### The problem
Return every line below in which "Constant" appears.

### Material for this exercise

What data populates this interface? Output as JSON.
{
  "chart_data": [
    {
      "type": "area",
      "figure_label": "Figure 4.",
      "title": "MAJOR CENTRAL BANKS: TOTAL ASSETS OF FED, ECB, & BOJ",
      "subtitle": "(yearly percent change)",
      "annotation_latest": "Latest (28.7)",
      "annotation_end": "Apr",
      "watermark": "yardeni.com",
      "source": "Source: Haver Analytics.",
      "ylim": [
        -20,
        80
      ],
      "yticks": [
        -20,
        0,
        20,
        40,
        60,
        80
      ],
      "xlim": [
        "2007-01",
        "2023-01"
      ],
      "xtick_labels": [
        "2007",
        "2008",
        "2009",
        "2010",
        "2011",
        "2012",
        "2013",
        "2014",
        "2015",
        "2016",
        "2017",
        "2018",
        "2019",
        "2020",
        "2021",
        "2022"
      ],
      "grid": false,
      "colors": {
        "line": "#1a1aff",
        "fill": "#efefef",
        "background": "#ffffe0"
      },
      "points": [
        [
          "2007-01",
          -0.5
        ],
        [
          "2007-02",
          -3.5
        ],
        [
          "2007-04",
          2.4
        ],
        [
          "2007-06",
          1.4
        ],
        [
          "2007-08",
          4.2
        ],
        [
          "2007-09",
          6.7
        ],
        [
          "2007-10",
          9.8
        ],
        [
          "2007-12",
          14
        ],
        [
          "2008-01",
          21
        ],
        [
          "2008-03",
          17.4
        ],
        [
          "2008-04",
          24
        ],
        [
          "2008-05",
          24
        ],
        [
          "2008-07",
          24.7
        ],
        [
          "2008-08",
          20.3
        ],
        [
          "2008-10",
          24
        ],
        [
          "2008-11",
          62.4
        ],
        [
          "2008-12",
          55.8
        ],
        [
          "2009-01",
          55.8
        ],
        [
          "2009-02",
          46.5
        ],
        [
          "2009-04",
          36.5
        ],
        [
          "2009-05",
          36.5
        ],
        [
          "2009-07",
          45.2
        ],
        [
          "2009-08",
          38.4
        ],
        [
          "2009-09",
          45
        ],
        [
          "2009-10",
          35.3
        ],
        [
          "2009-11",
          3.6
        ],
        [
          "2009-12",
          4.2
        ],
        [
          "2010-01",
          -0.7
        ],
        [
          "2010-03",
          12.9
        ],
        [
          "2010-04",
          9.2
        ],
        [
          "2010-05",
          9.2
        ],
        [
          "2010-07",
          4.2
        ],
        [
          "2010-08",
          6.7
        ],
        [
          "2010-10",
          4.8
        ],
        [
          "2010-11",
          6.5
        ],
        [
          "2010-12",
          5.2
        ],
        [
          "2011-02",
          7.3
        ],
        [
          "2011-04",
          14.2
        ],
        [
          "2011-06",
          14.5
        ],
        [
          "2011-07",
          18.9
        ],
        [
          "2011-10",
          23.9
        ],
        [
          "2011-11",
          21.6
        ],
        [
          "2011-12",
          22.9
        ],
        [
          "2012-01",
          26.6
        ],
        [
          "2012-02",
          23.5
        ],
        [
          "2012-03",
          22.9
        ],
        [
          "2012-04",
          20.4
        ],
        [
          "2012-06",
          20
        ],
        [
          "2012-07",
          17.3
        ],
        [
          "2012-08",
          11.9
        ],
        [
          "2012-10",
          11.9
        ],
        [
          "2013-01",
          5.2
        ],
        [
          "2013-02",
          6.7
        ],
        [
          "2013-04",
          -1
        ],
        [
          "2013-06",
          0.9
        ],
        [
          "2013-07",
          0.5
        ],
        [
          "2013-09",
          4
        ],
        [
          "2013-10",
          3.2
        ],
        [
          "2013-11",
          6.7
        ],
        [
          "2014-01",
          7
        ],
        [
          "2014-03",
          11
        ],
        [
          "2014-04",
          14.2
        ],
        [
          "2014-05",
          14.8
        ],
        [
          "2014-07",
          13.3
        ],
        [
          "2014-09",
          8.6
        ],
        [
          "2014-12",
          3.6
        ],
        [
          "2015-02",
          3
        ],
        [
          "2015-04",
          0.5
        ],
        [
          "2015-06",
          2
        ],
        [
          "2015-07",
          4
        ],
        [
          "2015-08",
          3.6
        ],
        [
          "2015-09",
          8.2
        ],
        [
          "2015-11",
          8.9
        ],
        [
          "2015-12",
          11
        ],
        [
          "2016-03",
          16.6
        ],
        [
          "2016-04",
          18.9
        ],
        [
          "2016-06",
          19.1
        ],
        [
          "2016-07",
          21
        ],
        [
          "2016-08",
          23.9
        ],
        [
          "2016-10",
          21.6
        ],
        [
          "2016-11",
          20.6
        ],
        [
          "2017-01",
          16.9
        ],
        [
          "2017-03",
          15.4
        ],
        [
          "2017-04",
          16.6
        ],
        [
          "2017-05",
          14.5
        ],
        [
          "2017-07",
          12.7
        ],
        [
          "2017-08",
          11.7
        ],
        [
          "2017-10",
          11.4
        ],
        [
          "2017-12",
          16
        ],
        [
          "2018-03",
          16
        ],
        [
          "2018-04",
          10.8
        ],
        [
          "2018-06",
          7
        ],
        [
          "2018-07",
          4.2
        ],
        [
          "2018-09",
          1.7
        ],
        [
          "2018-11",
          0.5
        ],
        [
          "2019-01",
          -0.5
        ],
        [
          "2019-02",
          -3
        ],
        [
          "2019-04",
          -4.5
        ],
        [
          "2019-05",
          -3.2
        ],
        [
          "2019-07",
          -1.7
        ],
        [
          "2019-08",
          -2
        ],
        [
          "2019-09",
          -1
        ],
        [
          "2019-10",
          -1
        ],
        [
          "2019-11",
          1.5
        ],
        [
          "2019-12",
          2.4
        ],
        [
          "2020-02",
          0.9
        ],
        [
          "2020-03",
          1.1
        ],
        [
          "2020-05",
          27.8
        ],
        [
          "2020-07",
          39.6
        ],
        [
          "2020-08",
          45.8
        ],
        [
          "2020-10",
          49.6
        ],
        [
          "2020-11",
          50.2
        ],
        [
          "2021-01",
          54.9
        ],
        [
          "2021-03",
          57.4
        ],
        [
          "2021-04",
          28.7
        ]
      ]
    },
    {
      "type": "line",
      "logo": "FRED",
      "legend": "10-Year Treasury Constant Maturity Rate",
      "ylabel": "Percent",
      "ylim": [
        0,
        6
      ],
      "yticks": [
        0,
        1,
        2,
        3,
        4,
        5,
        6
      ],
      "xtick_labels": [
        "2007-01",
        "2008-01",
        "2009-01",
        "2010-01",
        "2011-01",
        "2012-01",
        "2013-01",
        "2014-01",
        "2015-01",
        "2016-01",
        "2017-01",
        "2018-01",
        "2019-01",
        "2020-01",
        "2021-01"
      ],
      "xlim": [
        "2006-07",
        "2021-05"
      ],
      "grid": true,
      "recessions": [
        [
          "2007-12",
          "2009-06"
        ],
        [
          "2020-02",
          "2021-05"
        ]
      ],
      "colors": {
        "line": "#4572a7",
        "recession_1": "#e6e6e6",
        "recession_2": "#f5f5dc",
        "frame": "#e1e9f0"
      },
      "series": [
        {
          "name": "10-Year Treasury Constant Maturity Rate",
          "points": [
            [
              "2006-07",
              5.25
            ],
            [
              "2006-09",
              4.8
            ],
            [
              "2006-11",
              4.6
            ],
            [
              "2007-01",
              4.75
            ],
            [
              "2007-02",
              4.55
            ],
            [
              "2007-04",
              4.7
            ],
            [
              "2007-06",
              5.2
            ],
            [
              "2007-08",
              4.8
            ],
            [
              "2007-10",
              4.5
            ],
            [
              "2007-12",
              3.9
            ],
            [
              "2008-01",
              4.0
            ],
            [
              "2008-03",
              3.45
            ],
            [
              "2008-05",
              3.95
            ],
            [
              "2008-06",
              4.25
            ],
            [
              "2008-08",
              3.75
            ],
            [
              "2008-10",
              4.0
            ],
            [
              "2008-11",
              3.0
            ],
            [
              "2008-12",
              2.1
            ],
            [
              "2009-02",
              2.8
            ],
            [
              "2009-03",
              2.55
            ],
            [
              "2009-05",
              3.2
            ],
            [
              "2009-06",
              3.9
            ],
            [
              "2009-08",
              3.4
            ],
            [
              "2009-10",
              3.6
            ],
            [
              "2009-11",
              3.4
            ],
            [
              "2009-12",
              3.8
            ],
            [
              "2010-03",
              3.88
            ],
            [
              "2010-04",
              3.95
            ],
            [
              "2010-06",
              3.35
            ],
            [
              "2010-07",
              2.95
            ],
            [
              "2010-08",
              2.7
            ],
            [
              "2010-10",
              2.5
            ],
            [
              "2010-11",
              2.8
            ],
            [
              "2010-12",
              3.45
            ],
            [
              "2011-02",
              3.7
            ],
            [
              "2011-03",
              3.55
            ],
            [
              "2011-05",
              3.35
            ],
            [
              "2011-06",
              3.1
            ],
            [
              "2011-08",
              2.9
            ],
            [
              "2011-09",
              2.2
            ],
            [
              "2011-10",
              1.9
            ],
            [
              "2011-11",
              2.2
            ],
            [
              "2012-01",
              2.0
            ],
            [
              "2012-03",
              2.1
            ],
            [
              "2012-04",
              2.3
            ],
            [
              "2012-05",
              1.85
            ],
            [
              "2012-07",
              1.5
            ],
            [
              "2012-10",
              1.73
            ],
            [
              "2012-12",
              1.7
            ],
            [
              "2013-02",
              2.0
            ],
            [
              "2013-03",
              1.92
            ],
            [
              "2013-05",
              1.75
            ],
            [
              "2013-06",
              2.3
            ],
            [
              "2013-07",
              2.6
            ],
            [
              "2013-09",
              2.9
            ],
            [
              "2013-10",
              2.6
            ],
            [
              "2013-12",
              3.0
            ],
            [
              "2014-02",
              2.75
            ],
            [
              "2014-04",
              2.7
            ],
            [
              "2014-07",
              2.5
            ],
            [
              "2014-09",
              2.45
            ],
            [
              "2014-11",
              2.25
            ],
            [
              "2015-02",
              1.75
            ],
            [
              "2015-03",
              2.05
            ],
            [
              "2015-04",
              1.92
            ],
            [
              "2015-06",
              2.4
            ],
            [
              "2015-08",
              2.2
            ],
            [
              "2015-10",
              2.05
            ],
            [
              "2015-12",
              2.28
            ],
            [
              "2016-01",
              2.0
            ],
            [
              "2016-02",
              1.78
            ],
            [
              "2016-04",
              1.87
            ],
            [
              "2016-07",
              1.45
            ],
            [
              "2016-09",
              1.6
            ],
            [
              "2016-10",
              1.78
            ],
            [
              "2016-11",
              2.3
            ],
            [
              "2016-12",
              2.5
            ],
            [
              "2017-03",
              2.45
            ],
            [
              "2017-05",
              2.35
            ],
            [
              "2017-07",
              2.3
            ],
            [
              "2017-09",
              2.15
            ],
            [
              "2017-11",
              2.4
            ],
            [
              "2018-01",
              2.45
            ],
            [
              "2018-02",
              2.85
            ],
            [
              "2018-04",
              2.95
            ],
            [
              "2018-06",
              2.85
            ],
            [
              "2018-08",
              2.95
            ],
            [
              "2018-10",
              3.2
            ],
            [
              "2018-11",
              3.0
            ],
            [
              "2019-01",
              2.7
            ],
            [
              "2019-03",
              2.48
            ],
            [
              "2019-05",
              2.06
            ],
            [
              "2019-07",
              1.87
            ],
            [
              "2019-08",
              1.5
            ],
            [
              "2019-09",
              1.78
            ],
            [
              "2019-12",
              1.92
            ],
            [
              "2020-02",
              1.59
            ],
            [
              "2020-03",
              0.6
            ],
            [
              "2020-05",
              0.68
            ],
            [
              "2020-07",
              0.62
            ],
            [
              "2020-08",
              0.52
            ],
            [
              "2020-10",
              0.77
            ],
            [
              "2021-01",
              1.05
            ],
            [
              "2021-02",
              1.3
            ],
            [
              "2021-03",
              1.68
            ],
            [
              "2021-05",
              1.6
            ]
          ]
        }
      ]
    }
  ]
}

### Correct output
      "legend": "10-Year Treasury Constant Maturity Rate",
          "name": "10-Year Treasury Constant Maturity Rate",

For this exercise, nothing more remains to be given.